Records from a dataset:
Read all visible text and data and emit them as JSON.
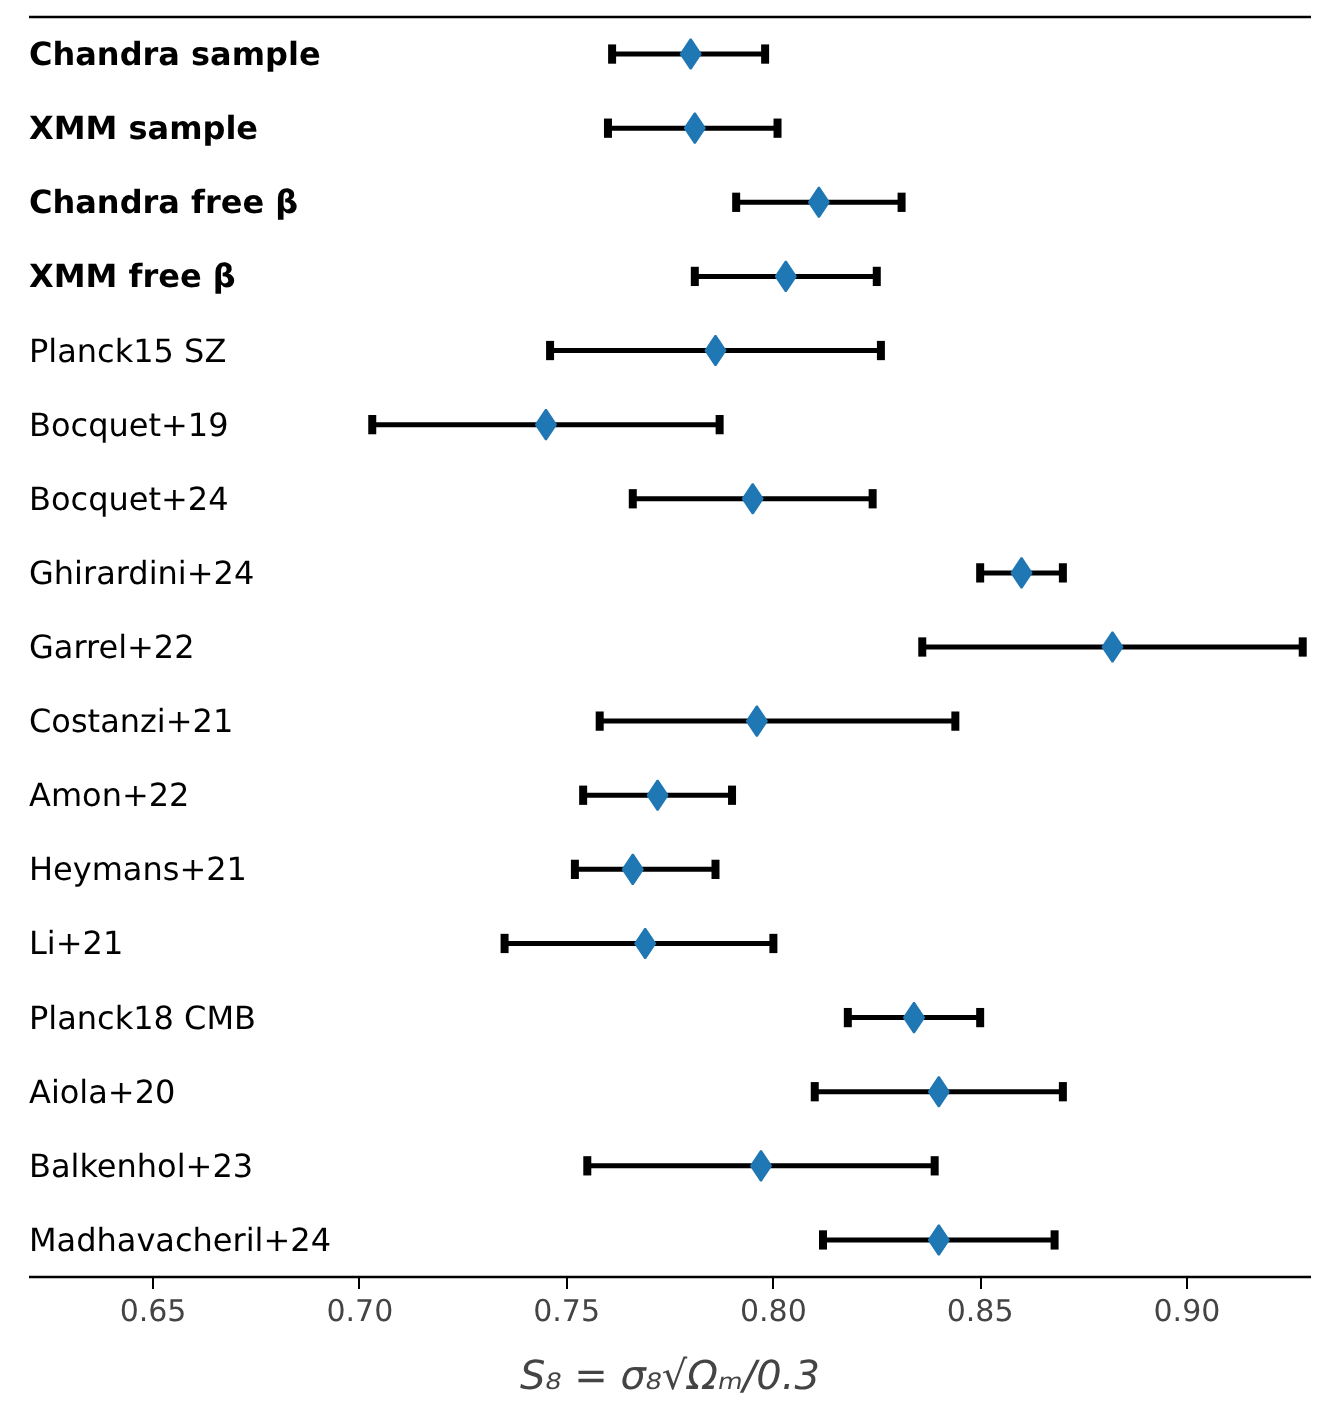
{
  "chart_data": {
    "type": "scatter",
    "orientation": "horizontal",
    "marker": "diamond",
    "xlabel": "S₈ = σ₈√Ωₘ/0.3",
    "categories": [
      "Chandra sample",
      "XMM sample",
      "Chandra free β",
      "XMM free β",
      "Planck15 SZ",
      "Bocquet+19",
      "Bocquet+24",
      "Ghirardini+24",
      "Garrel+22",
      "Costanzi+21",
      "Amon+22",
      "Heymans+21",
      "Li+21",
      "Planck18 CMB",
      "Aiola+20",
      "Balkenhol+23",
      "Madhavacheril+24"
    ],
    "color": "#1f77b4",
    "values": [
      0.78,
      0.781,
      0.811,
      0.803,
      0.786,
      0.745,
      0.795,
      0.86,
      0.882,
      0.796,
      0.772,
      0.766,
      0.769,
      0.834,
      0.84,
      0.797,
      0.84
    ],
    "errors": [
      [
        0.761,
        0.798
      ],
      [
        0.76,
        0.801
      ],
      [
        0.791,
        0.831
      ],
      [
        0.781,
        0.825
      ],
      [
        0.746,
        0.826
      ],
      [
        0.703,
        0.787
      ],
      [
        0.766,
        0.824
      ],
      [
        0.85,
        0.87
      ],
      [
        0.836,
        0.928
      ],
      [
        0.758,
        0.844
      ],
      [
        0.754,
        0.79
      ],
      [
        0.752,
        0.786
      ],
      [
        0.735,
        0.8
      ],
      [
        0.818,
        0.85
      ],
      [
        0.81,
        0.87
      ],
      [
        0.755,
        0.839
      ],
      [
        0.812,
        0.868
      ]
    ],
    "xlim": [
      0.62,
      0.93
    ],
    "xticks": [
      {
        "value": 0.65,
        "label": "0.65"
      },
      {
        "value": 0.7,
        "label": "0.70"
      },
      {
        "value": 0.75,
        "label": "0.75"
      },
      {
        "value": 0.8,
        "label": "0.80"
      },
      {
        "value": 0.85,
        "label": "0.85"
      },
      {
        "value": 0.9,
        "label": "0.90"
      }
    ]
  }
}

--

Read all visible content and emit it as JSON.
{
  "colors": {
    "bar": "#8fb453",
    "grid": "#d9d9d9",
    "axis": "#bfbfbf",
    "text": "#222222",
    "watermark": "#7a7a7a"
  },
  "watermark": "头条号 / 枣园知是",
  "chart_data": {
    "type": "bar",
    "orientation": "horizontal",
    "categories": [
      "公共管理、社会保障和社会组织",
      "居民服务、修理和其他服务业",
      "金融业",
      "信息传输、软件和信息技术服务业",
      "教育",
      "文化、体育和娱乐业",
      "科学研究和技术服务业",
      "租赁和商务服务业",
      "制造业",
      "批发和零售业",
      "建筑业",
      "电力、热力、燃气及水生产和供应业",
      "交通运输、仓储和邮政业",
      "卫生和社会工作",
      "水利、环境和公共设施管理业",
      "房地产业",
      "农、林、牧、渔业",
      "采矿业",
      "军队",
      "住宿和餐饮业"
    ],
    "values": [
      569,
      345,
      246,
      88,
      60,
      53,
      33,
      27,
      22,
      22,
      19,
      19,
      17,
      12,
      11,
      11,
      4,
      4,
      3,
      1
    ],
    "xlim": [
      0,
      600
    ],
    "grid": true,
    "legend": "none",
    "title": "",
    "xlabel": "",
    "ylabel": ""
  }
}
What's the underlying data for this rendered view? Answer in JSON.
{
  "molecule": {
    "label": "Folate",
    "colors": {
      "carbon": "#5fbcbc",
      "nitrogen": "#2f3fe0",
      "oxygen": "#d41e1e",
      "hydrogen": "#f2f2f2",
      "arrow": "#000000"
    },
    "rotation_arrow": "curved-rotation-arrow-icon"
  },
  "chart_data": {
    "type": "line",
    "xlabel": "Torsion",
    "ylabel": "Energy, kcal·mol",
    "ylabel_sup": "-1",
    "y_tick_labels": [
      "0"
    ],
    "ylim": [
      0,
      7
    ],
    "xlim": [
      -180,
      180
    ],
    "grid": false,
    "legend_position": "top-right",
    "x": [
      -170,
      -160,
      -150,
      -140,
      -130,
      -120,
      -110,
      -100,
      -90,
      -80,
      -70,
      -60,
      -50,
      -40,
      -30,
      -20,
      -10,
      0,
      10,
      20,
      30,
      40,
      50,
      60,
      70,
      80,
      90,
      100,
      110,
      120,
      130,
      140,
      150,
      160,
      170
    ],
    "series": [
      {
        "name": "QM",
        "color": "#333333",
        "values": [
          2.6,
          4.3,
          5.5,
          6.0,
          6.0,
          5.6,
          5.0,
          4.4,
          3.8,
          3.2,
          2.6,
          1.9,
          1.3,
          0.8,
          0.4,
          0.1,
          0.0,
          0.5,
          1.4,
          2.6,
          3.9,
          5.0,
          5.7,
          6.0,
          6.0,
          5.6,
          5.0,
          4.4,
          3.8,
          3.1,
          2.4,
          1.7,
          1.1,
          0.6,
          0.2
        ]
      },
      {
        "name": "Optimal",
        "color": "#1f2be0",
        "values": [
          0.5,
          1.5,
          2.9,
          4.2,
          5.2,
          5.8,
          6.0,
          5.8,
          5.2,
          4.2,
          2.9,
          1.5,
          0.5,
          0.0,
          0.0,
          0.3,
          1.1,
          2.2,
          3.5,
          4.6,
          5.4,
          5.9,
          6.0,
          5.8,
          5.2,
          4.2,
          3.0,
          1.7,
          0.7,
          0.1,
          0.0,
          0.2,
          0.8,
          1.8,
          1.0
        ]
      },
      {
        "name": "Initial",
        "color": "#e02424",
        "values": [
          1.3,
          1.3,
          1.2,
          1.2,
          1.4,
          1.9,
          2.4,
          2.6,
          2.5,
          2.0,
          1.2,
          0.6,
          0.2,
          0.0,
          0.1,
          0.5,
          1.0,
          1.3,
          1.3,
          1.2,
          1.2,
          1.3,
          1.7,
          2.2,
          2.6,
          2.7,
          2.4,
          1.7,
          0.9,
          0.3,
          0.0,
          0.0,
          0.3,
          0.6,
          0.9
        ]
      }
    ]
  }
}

§ **The task**
Find the lines containing "visible" and list every one of them.

§ **Response to this exercise**
Read all visible text and data and emit them as JSON.
Read all visible content and emit it as JSON.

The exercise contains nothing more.